Exercise
Go through the entries and say how many lines contain the string "content". The number is the whole answer.

Start of Input material

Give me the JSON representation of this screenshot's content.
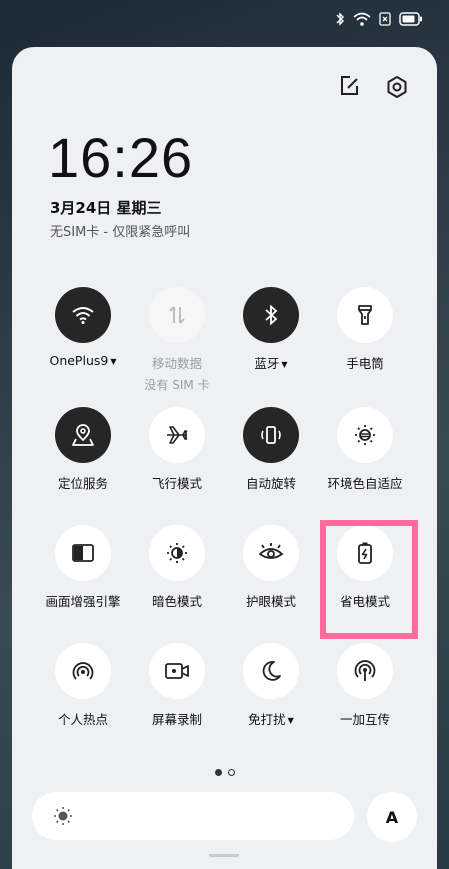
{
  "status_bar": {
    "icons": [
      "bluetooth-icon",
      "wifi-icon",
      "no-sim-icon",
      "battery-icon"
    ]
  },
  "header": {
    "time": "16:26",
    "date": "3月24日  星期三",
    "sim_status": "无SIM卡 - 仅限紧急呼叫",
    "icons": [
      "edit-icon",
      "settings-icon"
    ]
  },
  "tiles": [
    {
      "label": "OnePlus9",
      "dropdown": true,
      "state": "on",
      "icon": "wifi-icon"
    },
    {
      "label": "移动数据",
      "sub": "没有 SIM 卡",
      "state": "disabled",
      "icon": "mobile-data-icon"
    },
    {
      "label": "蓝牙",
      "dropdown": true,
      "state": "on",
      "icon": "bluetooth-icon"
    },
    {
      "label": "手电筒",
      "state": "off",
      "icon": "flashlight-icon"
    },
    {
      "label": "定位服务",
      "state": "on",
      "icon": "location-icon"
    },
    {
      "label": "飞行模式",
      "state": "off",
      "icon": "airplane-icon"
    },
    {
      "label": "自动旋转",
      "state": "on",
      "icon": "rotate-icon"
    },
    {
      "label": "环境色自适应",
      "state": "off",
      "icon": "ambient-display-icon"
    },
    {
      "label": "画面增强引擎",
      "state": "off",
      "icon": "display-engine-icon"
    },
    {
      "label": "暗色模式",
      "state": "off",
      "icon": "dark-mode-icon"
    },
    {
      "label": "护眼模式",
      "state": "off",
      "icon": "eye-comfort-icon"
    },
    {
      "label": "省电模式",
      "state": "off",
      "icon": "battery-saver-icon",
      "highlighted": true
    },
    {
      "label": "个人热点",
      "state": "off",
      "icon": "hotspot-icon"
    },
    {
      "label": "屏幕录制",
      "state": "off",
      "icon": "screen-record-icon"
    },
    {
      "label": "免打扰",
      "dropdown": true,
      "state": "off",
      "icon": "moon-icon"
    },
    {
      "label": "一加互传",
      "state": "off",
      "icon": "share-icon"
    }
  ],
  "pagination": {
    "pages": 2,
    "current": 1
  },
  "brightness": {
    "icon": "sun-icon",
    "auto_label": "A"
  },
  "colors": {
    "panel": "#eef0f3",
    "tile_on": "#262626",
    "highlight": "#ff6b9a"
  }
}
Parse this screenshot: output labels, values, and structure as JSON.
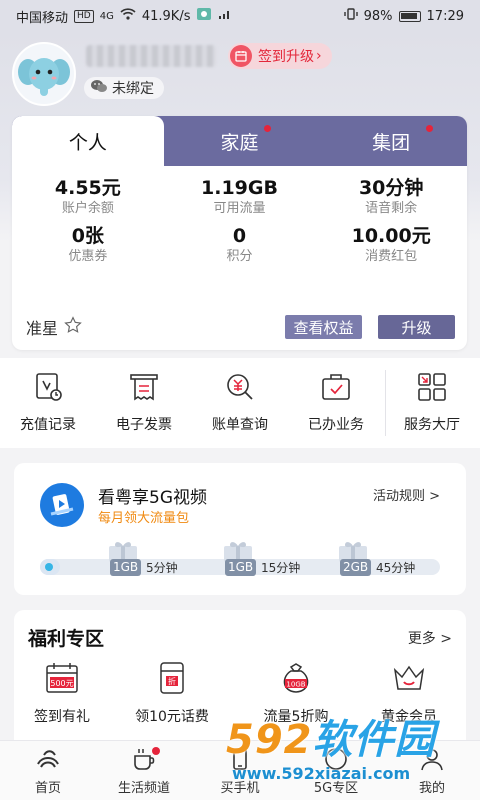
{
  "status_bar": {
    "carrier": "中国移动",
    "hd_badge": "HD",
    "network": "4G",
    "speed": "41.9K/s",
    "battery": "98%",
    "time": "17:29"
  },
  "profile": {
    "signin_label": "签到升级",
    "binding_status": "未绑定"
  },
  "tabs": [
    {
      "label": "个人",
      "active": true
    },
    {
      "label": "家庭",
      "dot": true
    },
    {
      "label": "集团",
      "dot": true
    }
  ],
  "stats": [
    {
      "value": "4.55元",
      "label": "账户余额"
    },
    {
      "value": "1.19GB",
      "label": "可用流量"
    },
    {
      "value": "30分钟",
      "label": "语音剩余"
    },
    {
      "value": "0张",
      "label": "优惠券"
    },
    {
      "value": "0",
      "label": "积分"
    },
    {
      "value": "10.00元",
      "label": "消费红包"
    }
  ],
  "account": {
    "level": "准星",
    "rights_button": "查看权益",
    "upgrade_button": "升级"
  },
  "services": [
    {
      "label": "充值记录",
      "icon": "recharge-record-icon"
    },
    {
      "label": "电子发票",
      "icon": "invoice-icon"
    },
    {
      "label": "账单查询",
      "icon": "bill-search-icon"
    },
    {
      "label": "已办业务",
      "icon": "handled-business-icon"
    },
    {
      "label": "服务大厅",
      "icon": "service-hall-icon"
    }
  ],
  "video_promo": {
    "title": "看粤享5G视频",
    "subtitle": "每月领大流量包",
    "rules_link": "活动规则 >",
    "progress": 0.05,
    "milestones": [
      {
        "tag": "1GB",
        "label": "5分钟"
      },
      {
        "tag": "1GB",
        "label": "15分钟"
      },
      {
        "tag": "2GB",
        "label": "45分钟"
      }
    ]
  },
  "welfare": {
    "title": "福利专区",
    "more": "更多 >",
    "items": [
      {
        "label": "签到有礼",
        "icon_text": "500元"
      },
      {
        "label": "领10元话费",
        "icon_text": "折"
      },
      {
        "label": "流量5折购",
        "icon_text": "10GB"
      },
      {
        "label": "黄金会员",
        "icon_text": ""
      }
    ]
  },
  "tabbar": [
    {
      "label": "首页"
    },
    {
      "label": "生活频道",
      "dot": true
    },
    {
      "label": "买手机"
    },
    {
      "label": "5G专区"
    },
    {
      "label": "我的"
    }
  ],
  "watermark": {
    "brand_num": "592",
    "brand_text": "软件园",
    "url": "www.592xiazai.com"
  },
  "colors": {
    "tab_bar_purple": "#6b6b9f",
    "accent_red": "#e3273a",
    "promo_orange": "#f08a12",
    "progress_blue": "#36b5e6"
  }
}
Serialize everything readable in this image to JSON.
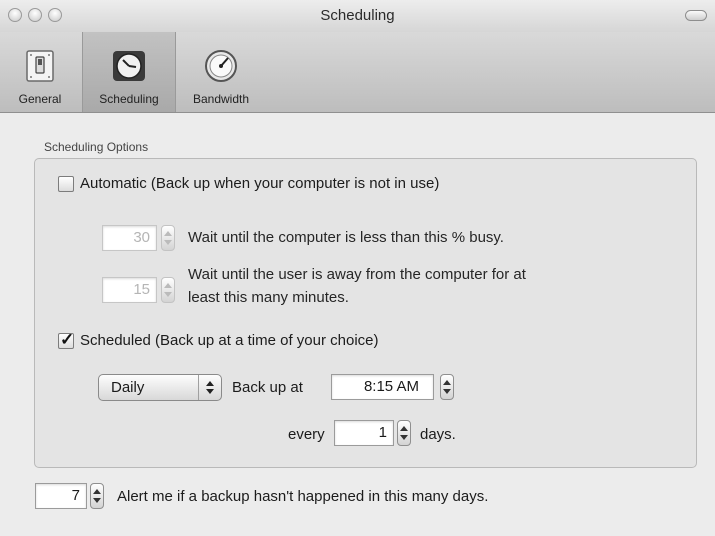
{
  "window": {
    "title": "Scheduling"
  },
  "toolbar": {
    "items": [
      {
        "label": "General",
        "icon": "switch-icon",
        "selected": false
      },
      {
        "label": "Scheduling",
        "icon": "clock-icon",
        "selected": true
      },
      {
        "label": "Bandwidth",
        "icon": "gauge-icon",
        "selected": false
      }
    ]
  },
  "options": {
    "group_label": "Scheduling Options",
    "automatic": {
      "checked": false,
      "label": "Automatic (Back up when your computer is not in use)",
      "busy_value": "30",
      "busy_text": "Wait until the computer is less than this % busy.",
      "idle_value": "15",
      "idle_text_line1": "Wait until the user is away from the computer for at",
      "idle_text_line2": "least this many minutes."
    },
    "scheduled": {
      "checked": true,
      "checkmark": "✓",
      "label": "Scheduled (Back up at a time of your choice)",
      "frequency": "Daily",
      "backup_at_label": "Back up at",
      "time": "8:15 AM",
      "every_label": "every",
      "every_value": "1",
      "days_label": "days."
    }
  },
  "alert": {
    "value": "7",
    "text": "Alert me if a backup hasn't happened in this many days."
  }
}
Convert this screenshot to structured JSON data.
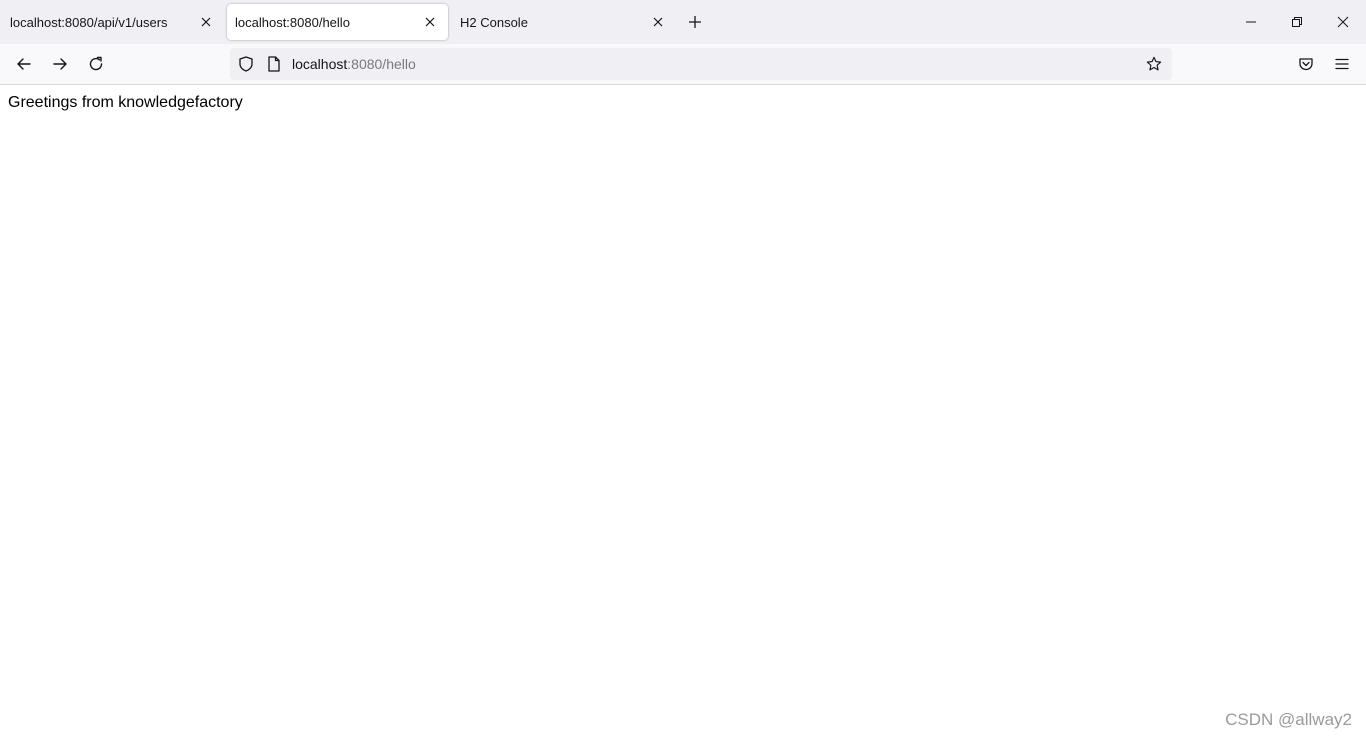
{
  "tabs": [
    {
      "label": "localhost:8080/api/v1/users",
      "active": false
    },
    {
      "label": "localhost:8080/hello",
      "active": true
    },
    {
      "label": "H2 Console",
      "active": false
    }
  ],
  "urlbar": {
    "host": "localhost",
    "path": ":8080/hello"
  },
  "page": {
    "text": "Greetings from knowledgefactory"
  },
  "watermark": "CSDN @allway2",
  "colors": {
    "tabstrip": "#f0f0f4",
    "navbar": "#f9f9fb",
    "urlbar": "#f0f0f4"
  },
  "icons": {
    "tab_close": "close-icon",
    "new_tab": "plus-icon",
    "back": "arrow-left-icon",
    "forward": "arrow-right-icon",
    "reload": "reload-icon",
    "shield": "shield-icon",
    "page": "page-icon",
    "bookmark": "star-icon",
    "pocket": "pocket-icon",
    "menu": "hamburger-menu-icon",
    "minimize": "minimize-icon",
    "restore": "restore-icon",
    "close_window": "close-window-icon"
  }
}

End of Input material
Start of Input material

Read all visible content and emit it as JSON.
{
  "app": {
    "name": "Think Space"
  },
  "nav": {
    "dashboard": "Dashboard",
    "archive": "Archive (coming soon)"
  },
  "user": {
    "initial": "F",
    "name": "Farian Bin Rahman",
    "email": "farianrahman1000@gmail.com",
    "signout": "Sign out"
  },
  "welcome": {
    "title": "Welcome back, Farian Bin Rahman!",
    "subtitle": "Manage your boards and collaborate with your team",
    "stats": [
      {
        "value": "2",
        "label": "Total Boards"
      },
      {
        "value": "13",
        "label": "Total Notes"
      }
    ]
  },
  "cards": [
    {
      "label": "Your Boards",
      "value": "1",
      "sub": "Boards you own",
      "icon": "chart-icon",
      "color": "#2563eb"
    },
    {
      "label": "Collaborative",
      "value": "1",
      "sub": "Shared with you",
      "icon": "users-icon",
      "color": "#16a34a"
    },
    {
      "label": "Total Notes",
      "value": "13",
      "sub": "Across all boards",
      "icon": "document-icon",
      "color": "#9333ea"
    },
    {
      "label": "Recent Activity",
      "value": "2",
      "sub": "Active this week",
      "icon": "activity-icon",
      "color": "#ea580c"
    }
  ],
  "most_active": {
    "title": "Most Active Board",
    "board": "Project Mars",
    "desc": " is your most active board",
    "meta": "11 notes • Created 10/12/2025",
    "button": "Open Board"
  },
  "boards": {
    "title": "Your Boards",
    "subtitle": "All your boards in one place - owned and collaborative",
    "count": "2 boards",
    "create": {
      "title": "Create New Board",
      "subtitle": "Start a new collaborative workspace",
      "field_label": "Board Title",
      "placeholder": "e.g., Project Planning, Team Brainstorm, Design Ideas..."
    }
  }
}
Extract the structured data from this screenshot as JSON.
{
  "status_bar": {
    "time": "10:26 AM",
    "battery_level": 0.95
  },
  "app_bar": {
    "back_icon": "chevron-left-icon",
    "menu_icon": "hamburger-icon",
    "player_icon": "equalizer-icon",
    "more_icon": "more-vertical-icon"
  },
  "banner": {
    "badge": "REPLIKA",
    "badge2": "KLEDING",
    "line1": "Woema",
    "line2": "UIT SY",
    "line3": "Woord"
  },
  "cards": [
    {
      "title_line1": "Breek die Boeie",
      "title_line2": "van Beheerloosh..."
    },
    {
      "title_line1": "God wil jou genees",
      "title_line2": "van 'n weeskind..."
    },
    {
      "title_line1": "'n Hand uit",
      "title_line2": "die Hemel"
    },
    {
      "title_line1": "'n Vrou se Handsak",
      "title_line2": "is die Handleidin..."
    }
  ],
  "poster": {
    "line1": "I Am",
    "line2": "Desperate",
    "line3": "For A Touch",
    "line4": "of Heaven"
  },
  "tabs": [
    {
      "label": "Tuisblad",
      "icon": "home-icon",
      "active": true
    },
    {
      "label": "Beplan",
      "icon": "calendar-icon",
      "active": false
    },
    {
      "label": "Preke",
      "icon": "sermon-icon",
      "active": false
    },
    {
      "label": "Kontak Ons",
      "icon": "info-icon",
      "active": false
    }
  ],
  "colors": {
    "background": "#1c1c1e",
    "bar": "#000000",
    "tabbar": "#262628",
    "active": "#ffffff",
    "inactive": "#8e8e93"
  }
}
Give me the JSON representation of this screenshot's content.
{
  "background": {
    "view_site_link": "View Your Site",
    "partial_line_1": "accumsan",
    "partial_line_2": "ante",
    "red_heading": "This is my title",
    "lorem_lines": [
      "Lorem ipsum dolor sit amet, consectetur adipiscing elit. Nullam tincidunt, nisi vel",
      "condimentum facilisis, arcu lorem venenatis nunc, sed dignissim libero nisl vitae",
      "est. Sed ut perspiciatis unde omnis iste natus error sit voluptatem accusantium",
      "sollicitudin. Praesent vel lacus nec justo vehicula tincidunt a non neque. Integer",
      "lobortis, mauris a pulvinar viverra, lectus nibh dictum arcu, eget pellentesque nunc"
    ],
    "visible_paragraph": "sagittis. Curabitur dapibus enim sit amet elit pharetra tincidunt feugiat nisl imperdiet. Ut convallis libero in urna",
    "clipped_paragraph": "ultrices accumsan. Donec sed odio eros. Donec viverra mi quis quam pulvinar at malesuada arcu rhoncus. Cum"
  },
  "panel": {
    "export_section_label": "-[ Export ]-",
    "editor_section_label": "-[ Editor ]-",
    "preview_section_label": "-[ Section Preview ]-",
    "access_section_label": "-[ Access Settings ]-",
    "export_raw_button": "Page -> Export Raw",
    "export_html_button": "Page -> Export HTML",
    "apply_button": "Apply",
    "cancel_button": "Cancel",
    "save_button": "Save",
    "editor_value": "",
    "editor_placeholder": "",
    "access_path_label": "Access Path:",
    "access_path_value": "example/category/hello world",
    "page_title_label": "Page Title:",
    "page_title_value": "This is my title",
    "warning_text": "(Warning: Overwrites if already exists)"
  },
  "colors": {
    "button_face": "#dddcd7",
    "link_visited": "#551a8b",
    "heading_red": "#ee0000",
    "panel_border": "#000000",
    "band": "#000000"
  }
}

End of Input material
Start of Input material

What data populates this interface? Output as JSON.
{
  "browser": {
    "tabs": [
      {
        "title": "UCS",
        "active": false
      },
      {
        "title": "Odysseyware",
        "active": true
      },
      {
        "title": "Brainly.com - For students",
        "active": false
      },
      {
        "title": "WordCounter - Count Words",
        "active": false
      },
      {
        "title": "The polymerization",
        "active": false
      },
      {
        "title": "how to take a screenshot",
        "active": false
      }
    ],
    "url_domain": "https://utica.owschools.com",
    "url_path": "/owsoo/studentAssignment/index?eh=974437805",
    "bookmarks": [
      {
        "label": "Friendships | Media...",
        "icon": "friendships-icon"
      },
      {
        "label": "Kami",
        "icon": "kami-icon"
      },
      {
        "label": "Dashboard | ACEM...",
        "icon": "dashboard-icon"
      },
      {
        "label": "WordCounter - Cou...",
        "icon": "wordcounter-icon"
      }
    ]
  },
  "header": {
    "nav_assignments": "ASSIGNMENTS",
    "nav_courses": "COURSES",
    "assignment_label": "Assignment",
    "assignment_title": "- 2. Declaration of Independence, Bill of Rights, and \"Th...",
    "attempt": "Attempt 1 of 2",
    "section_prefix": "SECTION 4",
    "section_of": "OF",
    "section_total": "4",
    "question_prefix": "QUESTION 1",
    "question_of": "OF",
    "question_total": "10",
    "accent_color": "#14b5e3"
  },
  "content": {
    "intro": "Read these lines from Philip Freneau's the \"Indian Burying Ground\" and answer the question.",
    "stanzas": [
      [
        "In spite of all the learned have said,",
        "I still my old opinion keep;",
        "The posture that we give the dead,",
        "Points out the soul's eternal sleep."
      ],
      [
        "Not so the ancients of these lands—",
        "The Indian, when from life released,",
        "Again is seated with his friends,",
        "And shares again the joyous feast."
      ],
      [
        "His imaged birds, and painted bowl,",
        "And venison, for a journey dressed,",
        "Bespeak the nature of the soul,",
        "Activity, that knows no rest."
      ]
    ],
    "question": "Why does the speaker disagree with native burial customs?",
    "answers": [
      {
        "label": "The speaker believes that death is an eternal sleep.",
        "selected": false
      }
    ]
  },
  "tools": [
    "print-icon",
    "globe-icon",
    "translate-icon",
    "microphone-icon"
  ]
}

End of Input material

Result for this exercise
4